====== Supplied material

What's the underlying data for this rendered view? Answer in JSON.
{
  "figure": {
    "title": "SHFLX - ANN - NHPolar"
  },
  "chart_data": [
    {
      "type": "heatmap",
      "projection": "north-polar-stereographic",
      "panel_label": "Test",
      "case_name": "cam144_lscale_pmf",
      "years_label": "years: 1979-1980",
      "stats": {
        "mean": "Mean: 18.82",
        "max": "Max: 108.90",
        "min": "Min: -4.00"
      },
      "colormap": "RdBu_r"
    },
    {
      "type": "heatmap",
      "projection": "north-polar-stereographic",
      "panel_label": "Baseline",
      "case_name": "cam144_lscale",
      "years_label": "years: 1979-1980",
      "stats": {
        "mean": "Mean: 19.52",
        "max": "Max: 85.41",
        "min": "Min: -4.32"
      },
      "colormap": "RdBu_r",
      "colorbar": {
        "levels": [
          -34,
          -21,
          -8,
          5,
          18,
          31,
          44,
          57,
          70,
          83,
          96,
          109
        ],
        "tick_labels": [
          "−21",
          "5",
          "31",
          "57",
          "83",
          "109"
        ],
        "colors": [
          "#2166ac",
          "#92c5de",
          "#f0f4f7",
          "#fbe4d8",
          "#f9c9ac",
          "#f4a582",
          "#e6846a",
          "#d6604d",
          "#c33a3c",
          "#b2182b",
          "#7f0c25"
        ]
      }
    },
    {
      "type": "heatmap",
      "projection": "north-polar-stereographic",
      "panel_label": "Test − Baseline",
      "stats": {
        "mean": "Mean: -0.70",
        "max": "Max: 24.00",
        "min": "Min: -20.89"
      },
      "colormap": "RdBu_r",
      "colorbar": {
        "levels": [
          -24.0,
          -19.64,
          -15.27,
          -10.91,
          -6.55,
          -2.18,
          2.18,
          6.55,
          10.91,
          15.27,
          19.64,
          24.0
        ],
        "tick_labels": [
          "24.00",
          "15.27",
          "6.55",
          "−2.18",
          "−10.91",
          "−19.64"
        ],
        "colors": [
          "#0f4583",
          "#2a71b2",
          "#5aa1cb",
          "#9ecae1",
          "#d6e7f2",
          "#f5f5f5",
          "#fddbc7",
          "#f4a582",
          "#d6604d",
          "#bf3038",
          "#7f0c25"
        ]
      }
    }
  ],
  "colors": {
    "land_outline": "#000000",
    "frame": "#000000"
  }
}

============

What you need to do =
Write out the complete set of records exactly as given.

Task answer =
What's the underlying data for this rendered view? Answer in JSON.
{
  "figure": {
    "title": "SHFLX - ANN - NHPolar"
  },
  "chart_data": [
    {
      "type": "heatmap",
      "projection": "north-polar-stereographic",
      "panel_label": "Test",
      "case_name": "cam144_lscale_pmf",
      "years_label": "years: 1979-1980",
      "stats": {
        "mean": "Mean: 18.82",
        "max": "Max: 108.90",
        "min": "Min: -4.00"
      },
      "colormap": "RdBu_r"
    },
    {
      "type": "heatmap",
      "projection": "north-polar-stereographic",
      "panel_label": "Baseline",
      "case_name": "cam144_lscale",
      "years_label": "years: 1979-1980",
      "stats": {
        "mean": "Mean: 19.52",
        "max": "Max: 85.41",
        "min": "Min: -4.32"
      },
      "colormap": "RdBu_r",
      "colorbar": {
        "levels": [
          -34,
          -21,
          -8,
          5,
          18,
          31,
          44,
          57,
          70,
          83,
          96,
          109
        ],
        "tick_labels": [
          "−21",
          "5",
          "31",
          "57",
          "83",
          "109"
        ],
        "colors": [
          "#2166ac",
          "#92c5de",
          "#f0f4f7",
          "#fbe4d8",
          "#f9c9ac",
          "#f4a582",
          "#e6846a",
          "#d6604d",
          "#c33a3c",
          "#b2182b",
          "#7f0c25"
        ]
      }
    },
    {
      "type": "heatmap",
      "projection": "north-polar-stereographic",
      "panel_label": "Test − Baseline",
      "stats": {
        "mean": "Mean: -0.70",
        "max": "Max: 24.00",
        "min": "Min: -20.89"
      },
      "colormap": "RdBu_r",
      "colorbar": {
        "levels": [
          -24.0,
          -19.64,
          -15.27,
          -10.91,
          -6.55,
          -2.18,
          2.18,
          6.55,
          10.91,
          15.27,
          19.64,
          24.0
        ],
        "tick_labels": [
          "24.00",
          "15.27",
          "6.55",
          "−2.18",
          "−10.91",
          "−19.64"
        ],
        "colors": [
          "#0f4583",
          "#2a71b2",
          "#5aa1cb",
          "#9ecae1",
          "#d6e7f2",
          "#f5f5f5",
          "#fddbc7",
          "#f4a582",
          "#d6604d",
          "#bf3038",
          "#7f0c25"
        ]
      }
    }
  ],
  "colors": {
    "land_outline": "#000000",
    "frame": "#000000"
  }
}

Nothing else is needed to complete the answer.